Task prompt
Collect all lines below with the string "fuel".

Extracts from a graphics dataset
-- start --

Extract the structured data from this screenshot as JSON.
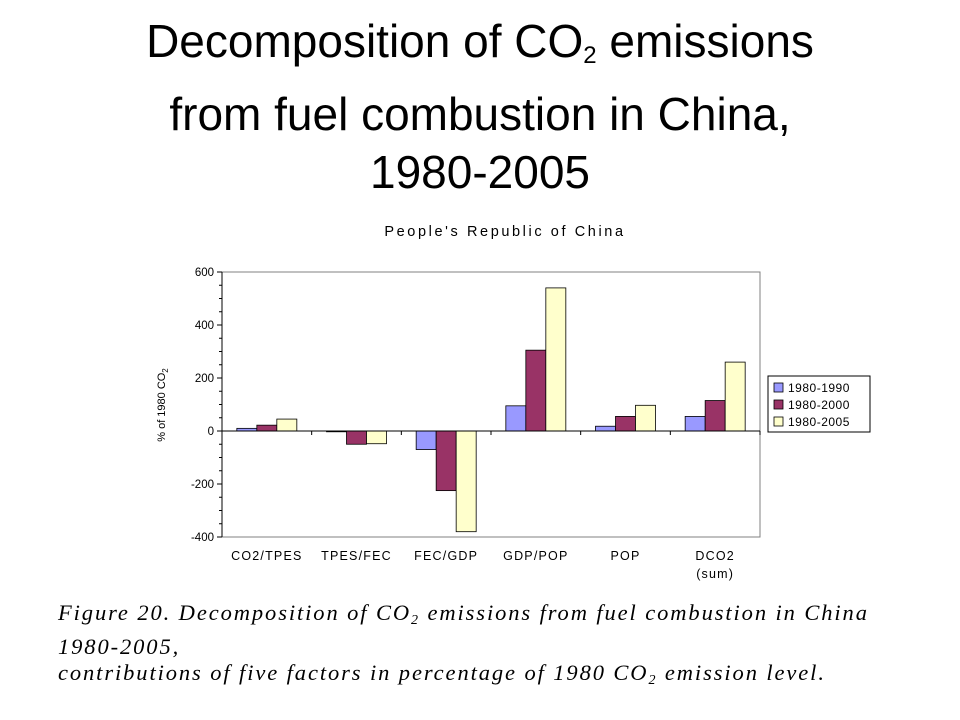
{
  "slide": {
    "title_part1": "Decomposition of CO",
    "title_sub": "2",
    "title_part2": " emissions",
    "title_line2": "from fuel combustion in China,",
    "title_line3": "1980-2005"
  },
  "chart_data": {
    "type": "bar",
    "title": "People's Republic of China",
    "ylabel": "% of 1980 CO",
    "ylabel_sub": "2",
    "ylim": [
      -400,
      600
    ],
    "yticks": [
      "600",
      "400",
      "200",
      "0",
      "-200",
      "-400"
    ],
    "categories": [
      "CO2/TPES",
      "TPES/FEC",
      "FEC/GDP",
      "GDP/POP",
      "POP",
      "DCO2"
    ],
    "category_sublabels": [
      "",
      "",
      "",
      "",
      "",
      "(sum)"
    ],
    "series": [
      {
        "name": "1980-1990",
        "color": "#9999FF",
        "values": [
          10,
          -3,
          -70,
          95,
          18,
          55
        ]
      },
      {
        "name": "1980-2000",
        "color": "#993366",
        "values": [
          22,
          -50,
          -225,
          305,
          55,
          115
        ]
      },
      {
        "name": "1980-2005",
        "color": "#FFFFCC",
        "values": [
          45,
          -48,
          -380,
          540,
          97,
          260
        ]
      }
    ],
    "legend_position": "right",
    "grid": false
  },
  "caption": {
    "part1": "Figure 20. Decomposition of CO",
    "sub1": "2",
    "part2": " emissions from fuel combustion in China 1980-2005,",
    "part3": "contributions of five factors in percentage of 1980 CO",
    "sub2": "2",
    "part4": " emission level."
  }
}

-- end --
-- start --

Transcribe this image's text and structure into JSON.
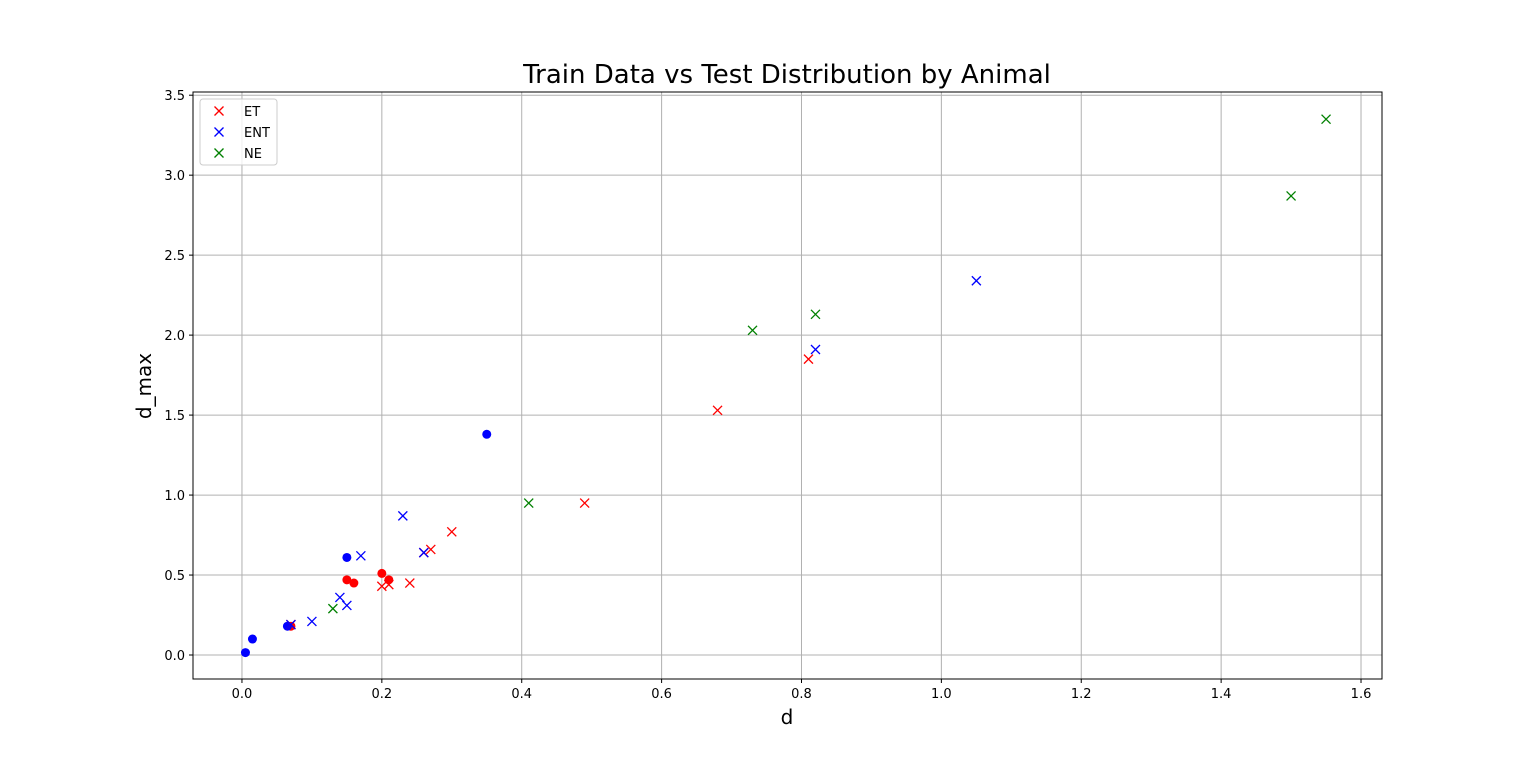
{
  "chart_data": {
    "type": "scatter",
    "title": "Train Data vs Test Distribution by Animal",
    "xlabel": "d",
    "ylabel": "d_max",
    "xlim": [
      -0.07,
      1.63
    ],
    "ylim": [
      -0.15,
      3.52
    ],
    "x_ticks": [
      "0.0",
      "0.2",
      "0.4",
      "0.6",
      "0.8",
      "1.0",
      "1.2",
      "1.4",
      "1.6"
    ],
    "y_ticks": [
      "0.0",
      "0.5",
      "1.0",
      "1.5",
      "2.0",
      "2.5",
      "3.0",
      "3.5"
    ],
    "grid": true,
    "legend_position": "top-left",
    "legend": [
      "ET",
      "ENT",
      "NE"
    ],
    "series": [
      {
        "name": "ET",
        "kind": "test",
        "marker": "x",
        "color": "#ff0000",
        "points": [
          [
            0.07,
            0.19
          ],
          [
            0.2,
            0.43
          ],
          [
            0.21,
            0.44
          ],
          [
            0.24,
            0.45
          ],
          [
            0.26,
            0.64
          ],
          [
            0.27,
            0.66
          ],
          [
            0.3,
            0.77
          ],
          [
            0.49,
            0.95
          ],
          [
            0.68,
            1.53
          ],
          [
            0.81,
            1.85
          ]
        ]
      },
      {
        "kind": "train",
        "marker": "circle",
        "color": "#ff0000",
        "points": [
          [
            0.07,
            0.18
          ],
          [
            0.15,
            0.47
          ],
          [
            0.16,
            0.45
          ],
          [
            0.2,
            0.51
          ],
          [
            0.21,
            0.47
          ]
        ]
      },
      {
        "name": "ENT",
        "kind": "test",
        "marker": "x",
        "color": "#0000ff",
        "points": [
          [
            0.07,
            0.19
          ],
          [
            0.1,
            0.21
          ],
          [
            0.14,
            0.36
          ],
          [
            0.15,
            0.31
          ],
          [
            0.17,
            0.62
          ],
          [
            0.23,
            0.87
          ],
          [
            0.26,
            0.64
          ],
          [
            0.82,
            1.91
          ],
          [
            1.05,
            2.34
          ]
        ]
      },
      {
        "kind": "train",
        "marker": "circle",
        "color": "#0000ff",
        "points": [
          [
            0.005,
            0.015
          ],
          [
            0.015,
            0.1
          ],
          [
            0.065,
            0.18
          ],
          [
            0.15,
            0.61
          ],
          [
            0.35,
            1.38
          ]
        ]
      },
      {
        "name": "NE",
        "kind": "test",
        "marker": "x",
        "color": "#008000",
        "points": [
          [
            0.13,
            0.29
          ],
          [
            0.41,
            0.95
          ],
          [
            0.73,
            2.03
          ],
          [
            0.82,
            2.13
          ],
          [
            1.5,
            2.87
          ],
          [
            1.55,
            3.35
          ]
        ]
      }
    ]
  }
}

-- end --

Full solution
    "title_line2": "from fuel combustion in China,",
    "part2": " emissions from fuel combustion in China 1980-2005,",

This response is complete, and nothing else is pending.